Which lines of the records contain "JSON"? Collect every one of them.
··· Data shown
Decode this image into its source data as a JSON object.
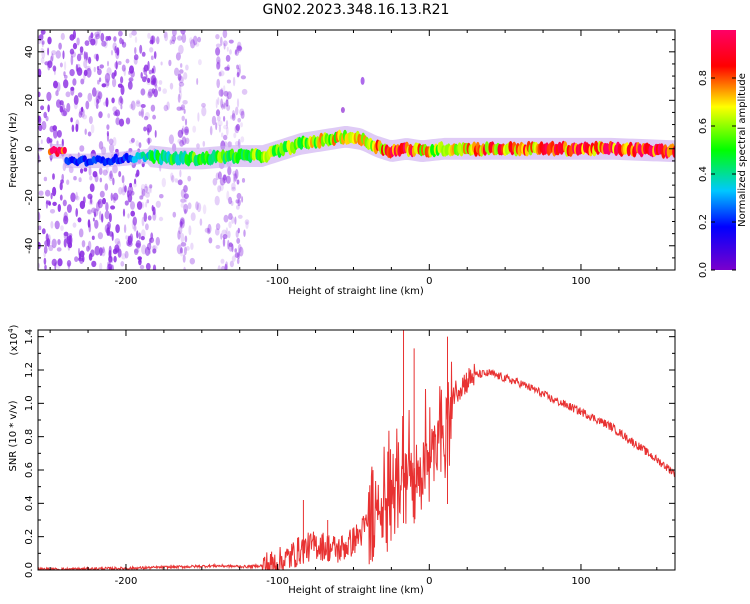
{
  "title": "GN02.2023.348.16.13.R21",
  "chart_data": [
    {
      "type": "heatmap",
      "xlabel": "Height of straight line (km)",
      "ylabel": "Frequency (Hz)",
      "xlim": [
        -258,
        162
      ],
      "ylim": [
        -50,
        49
      ],
      "xticks": [
        -200,
        -100,
        0,
        100
      ],
      "yticks": [
        -40,
        -20,
        0,
        20,
        40
      ],
      "colorbar": {
        "label": "Normalized spectral amplitude",
        "range": [
          0.0,
          1.0
        ],
        "ticks": [
          0.0,
          0.2,
          0.4,
          0.6,
          0.8
        ],
        "colormap": [
          "#7a00cc",
          "#0000ff",
          "#00c8ff",
          "#00ff00",
          "#ffff00",
          "#ff0000",
          "#ff0066"
        ]
      },
      "ridge": {
        "x": [
          -240,
          -220,
          -200,
          -185,
          -170,
          -150,
          -130,
          -110,
          -95,
          -85,
          -75,
          -65,
          -55,
          -45,
          -35,
          -25,
          -15,
          -5,
          10,
          40,
          80,
          120,
          162
        ],
        "center_freq": [
          -5,
          -5,
          -4,
          -3,
          -4,
          -4,
          -3,
          -3,
          0,
          2,
          3,
          4,
          5,
          4,
          1,
          -1,
          0,
          -1,
          0,
          0,
          0,
          0,
          -1
        ],
        "amplitude": [
          0.2,
          0.2,
          0.2,
          0.4,
          0.45,
          0.5,
          0.5,
          0.55,
          0.6,
          0.6,
          0.6,
          0.65,
          0.7,
          0.7,
          0.75,
          0.8,
          0.9,
          0.7,
          0.6,
          0.75,
          0.8,
          0.85,
          0.95
        ]
      }
    },
    {
      "type": "line",
      "xlabel": "Height of straight line (km)",
      "ylabel": "SNR (10 * v/v)",
      "scale_label": "(x10",
      "scale_exp": "4",
      "color": "#e83232",
      "xlim": [
        -258,
        162
      ],
      "ylim": [
        0,
        1.44
      ],
      "xticks": [
        -200,
        -100,
        0,
        100
      ],
      "yticks": [
        0.0,
        0.2,
        0.4,
        0.6,
        0.8,
        1.0,
        1.2,
        1.4
      ],
      "x": [
        -258,
        -240,
        -220,
        -200,
        -180,
        -160,
        -140,
        -120,
        -105,
        -95,
        -85,
        -75,
        -68,
        -60,
        -52,
        -45,
        -40,
        -35,
        -30,
        -25,
        -20,
        -15,
        -10,
        -5,
        0,
        5,
        10,
        15,
        20,
        30,
        40,
        50,
        60,
        70,
        80,
        100,
        120,
        140,
        162
      ],
      "y": [
        0.005,
        0.005,
        0.008,
        0.01,
        0.015,
        0.02,
        0.025,
        0.02,
        0.03,
        0.06,
        0.12,
        0.15,
        0.14,
        0.12,
        0.16,
        0.22,
        0.3,
        0.42,
        0.52,
        0.6,
        0.68,
        0.72,
        0.7,
        0.8,
        0.85,
        0.9,
        0.95,
        1.05,
        1.1,
        1.17,
        1.18,
        1.15,
        1.12,
        1.08,
        1.03,
        0.95,
        0.86,
        0.73,
        0.58
      ],
      "peaks": [
        {
          "x": -83,
          "y": 0.42
        },
        {
          "x": -67,
          "y": 0.3
        },
        {
          "x": -17,
          "y": 1.44
        },
        {
          "x": -10,
          "y": 1.33
        },
        {
          "x": 12,
          "y": 1.4
        }
      ]
    }
  ]
}
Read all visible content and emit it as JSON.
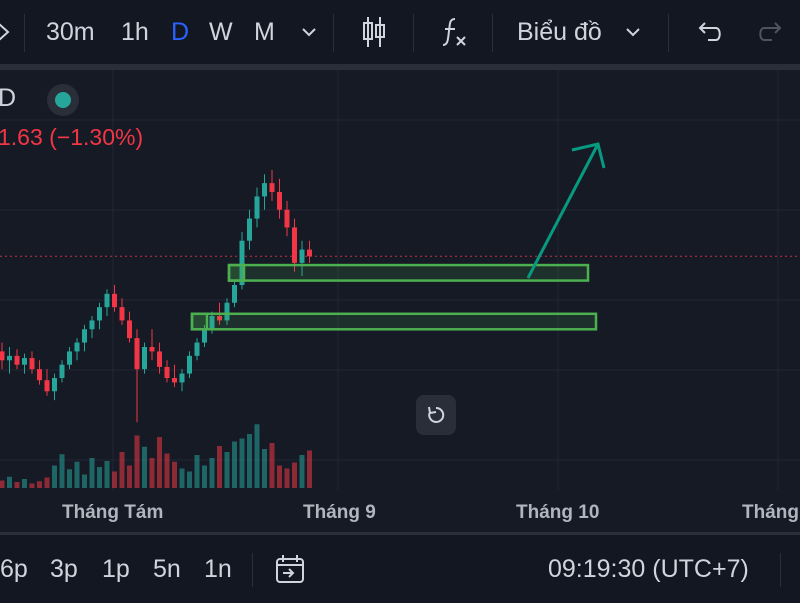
{
  "toolbar": {
    "intervals": [
      "30m",
      "1h",
      "D",
      "W",
      "M"
    ],
    "active_interval": "D",
    "chart_type_label": "Biểu đồ"
  },
  "legend": {
    "symbol_fragment": "D",
    "change_text": "1.63 (−1.30%)",
    "status_color": "#26a69a",
    "down_color": "#f23645",
    "up_color": "#26a69a"
  },
  "drawings": {
    "zone_color": "#4caf50",
    "arrow_color": "#089981"
  },
  "time_axis": {
    "labels": [
      "Tháng Tám",
      "Tháng 9",
      "Tháng 10",
      "Tháng"
    ]
  },
  "bottom": {
    "ranges": [
      "6p",
      "3p",
      "1p",
      "5n",
      "1n"
    ],
    "clock": "09:19:30 (UTC+7)"
  },
  "chart_data": {
    "type": "candlestick",
    "candles": [
      {
        "o": 0.7,
        "h": 0.74,
        "l": 0.62,
        "c": 0.66
      },
      {
        "o": 0.66,
        "h": 0.72,
        "l": 0.6,
        "c": 0.68
      },
      {
        "o": 0.68,
        "h": 0.71,
        "l": 0.62,
        "c": 0.64
      },
      {
        "o": 0.64,
        "h": 0.69,
        "l": 0.6,
        "c": 0.67
      },
      {
        "o": 0.67,
        "h": 0.7,
        "l": 0.6,
        "c": 0.62
      },
      {
        "o": 0.62,
        "h": 0.66,
        "l": 0.55,
        "c": 0.57
      },
      {
        "o": 0.57,
        "h": 0.62,
        "l": 0.5,
        "c": 0.52
      },
      {
        "o": 0.52,
        "h": 0.6,
        "l": 0.48,
        "c": 0.58
      },
      {
        "o": 0.58,
        "h": 0.66,
        "l": 0.56,
        "c": 0.64
      },
      {
        "o": 0.64,
        "h": 0.72,
        "l": 0.62,
        "c": 0.7
      },
      {
        "o": 0.7,
        "h": 0.76,
        "l": 0.66,
        "c": 0.74
      },
      {
        "o": 0.74,
        "h": 0.82,
        "l": 0.7,
        "c": 0.8
      },
      {
        "o": 0.8,
        "h": 0.86,
        "l": 0.76,
        "c": 0.84
      },
      {
        "o": 0.84,
        "h": 0.92,
        "l": 0.8,
        "c": 0.9
      },
      {
        "o": 0.9,
        "h": 0.98,
        "l": 0.86,
        "c": 0.96
      },
      {
        "o": 0.96,
        "h": 1.0,
        "l": 0.88,
        "c": 0.9
      },
      {
        "o": 0.9,
        "h": 0.94,
        "l": 0.82,
        "c": 0.84
      },
      {
        "o": 0.84,
        "h": 0.88,
        "l": 0.74,
        "c": 0.76
      },
      {
        "o": 0.76,
        "h": 0.8,
        "l": 0.38,
        "c": 0.62
      },
      {
        "o": 0.62,
        "h": 0.74,
        "l": 0.6,
        "c": 0.72
      },
      {
        "o": 0.72,
        "h": 0.8,
        "l": 0.66,
        "c": 0.7
      },
      {
        "o": 0.7,
        "h": 0.74,
        "l": 0.6,
        "c": 0.63
      },
      {
        "o": 0.63,
        "h": 0.66,
        "l": 0.56,
        "c": 0.58
      },
      {
        "o": 0.58,
        "h": 0.64,
        "l": 0.54,
        "c": 0.56
      },
      {
        "o": 0.56,
        "h": 0.62,
        "l": 0.52,
        "c": 0.6
      },
      {
        "o": 0.6,
        "h": 0.7,
        "l": 0.58,
        "c": 0.68
      },
      {
        "o": 0.68,
        "h": 0.76,
        "l": 0.66,
        "c": 0.74
      },
      {
        "o": 0.74,
        "h": 0.82,
        "l": 0.72,
        "c": 0.8
      },
      {
        "o": 0.8,
        "h": 0.88,
        "l": 0.78,
        "c": 0.86
      },
      {
        "o": 0.86,
        "h": 0.92,
        "l": 0.82,
        "c": 0.84
      },
      {
        "o": 0.84,
        "h": 0.94,
        "l": 0.82,
        "c": 0.92
      },
      {
        "o": 0.92,
        "h": 1.02,
        "l": 0.9,
        "c": 1.0
      },
      {
        "o": 1.0,
        "h": 1.24,
        "l": 0.98,
        "c": 1.2
      },
      {
        "o": 1.2,
        "h": 1.34,
        "l": 1.16,
        "c": 1.3
      },
      {
        "o": 1.3,
        "h": 1.44,
        "l": 1.26,
        "c": 1.4
      },
      {
        "o": 1.4,
        "h": 1.5,
        "l": 1.34,
        "c": 1.46
      },
      {
        "o": 1.46,
        "h": 1.52,
        "l": 1.38,
        "c": 1.42
      },
      {
        "o": 1.42,
        "h": 1.48,
        "l": 1.3,
        "c": 1.34
      },
      {
        "o": 1.34,
        "h": 1.38,
        "l": 1.22,
        "c": 1.26
      },
      {
        "o": 1.26,
        "h": 1.3,
        "l": 1.06,
        "c": 1.1
      },
      {
        "o": 1.1,
        "h": 1.2,
        "l": 1.04,
        "c": 1.16
      },
      {
        "o": 1.16,
        "h": 1.2,
        "l": 1.1,
        "c": 1.13
      }
    ],
    "volume": [
      0.1,
      0.15,
      0.08,
      0.12,
      0.06,
      0.09,
      0.14,
      0.3,
      0.45,
      0.25,
      0.35,
      0.18,
      0.4,
      0.28,
      0.36,
      0.22,
      0.48,
      0.3,
      0.7,
      0.55,
      0.4,
      0.68,
      0.46,
      0.35,
      0.26,
      0.22,
      0.44,
      0.3,
      0.4,
      0.56,
      0.48,
      0.62,
      0.66,
      0.72,
      0.85,
      0.52,
      0.6,
      0.3,
      0.26,
      0.34,
      0.44,
      0.5
    ],
    "price_range": [
      0.3,
      1.7
    ],
    "zones": [
      {
        "from": 1.02,
        "to": 1.09
      },
      {
        "from": 0.8,
        "to": 0.87
      }
    ]
  }
}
······
Correct output:
Decode this image into its source data as a JSON object.
Read all visible content and emit it as JSON.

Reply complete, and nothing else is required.